**THE REQUEST**
Extract every record, keeping each one exactly as it is.

**MATERIAL PROVIDED**

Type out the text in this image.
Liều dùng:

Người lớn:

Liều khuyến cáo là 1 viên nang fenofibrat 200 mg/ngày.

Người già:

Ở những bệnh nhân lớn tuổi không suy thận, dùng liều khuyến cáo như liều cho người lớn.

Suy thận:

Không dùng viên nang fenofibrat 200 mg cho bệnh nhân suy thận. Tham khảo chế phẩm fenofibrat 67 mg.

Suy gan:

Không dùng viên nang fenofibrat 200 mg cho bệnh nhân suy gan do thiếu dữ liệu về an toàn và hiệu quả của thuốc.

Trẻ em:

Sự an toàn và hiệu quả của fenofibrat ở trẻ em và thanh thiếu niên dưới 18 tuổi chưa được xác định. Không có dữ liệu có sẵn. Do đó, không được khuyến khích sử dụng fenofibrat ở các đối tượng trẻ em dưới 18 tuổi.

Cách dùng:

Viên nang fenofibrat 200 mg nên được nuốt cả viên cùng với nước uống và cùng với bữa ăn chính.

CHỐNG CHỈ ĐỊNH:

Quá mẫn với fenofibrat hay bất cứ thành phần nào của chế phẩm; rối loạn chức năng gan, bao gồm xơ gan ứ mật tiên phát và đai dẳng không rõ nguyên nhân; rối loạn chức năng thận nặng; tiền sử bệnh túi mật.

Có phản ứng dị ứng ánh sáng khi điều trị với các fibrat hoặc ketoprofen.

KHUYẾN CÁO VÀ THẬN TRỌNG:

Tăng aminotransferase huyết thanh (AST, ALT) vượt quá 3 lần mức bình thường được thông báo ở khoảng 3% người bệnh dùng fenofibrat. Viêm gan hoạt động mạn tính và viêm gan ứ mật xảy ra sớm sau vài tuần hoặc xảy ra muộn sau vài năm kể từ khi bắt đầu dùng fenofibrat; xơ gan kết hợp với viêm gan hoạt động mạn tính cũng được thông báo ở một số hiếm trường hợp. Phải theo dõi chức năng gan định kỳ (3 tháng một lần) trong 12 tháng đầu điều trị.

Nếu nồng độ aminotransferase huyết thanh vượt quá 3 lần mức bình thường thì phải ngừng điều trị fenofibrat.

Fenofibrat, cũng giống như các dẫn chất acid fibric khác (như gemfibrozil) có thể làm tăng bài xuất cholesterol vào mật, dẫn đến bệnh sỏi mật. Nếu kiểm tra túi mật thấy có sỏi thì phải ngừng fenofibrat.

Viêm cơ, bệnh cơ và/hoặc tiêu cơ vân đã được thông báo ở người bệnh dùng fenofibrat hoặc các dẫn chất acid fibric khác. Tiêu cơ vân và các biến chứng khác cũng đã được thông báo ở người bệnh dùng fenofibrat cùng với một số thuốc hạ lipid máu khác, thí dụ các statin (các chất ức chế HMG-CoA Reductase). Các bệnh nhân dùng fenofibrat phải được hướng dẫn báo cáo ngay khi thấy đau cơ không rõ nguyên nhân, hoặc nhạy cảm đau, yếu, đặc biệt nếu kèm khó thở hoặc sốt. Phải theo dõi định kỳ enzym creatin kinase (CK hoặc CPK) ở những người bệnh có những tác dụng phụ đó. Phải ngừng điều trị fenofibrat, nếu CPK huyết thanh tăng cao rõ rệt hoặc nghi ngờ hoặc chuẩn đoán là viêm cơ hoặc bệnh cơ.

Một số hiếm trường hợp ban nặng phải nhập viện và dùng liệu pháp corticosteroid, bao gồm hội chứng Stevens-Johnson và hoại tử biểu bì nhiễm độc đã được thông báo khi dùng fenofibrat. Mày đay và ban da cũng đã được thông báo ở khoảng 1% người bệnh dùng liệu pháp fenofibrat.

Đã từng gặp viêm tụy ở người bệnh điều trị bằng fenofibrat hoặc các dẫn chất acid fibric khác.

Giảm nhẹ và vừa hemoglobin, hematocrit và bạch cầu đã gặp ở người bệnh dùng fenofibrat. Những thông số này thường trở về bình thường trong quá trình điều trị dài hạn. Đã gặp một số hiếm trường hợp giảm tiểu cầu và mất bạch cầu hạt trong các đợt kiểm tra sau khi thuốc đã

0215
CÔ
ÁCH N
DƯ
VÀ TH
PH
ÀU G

**EXPECTED ANSWER**
Type out the text in this image.
Liều dùng:

Người lớn:

Liều khuyến cáo là 1 viên nang fenofibrat 200 mg/ngày.

Người già:

Ở những bệnh nhân lớn tuổi không suy thận, dùng liều khuyến cáo như liều cho người lớn.

Suy thận:

Không dùng viên nang fenofibrat 200 mg cho bệnh nhân suy thận. Tham khảo chế phẩm fenofibrat 67 mg.

Suy gan:

Không dùng viên nang fenofibrat 200 mg cho bệnh nhân suy gan do thiếu dữ liệu về an toàn và hiệu quả của thuốc.

Trẻ em:

Sự an toàn và hiệu quả của fenofibrat ở trẻ em và thanh thiếu niên dưới 18 tuổi chưa được xác định. Không có dữ liệu có sẵn. Do đó, không được khuyến khích sử dụng fenofibrat ở các đối tượng trẻ em dưới 18 tuổi.

Cách dùng:

Viên nang fenofibrat 200 mg nên được nuốt cả viên cùng với nước uống và cùng với bữa ăn chính.

CHỐNG CHỈ ĐỊNH:

Quá mẫn với fenofibrat hay bất cứ thành phần nào của chế phẩm; rối loạn chức năng gan, bao gồm xơ gan ứ mật tiên phát và đai dẳng không rõ nguyên nhân; rối loạn chức năng thận nặng; tiền sử bệnh túi mật.

Có phản ứng dị ứng ánh sáng khi điều trị với các fibrat hoặc ketoprofen.

KHUYẾN CÁO VÀ THẬN TRỌNG:

Tăng aminotransferase huyết thanh (AST, ALT) vượt quá 3 lần mức bình thường được thông báo ở khoảng 3% người bệnh dùng fenofibrat. Viêm gan hoạt động mạn tính và viêm gan ứ mật xảy ra sớm sau vài tuần hoặc xảy ra muộn sau vài năm kể từ khi bắt đầu dùng fenofibrat; xơ gan kết hợp với viêm gan hoạt động mạn tính cũng được thông báo ở một số hiếm trường hợp. Phải theo dõi chức năng gan định kỳ (3 tháng một lần) trong 12 tháng đầu điều trị.

Nếu nồng độ aminotransferase huyết thanh vượt quá 3 lần mức bình thường thì phải ngừng điều trị fenofibrat.

Fenofibrat, cũng giống như các dẫn chất acid fibric khác (như gemfibrozil) có thể làm tăng bài xuất cholesterol vào mật, dẫn đến bệnh sỏi mật. Nếu kiểm tra túi mật thấy có sỏi thì phải ngừng fenofibrat.

Viêm cơ, bệnh cơ và/hoặc tiêu cơ vân đã được thông báo ở người bệnh dùng fenofibrat hoặc các dẫn chất acid fibric khác. Tiêu cơ vân và các biến chứng khác cũng đã được thông báo ở người bệnh dùng fenofibrat cùng với một số thuốc hạ lipid máu khác, thí dụ các statin (các chất ức chế HMG-CoA Reductase). Các bệnh nhân dùng fenofibrat phải được hướng dẫn báo cáo ngay khi thấy đau cơ không rõ nguyên nhân, hoặc nhạy cảm đau, yếu, đặc biệt nếu kèm khó thở hoặc sốt. Phải theo dõi định kỳ enzym creatin kinase (CK hoặc CPK) ở những người bệnh có những tác dụng phụ đó. Phải ngừng điều trị fenofibrat, nếu CPK huyết thanh tăng cao rõ rệt hoặc nghi ngờ hoặc chuẩn đoán là viêm cơ hoặc bệnh cơ.

Một số hiếm trường hợp ban nặng phải nhập viện và dùng liệu pháp corticosteroid, bao gồm hội chứng Stevens-Johnson và hoại tử biểu bì nhiễm độc đã được thông báo khi dùng fenofibrat. Mày đay và ban da cũng đã được thông báo ở khoảng 1% người bệnh dùng liệu pháp fenofibrat.

Đã từng gặp viêm tụy ở người bệnh điều trị bằng fenofibrat hoặc các dẫn chất acid fibric khác.

Giảm nhẹ và vừa hemoglobin, hematocrit và bạch cầu đã gặp ở người bệnh dùng fenofibrat. Những thông số này thường trở về bình thường trong quá trình điều trị dài hạn. Đã gặp một số hiếm trường hợp giảm tiểu cầu và mất bạch cầu hạt trong các đợt kiểm tra sau khi thuốc đã

0215
CÔ
ÁCH N
DƯ
VÀ TH
PH
ÀU G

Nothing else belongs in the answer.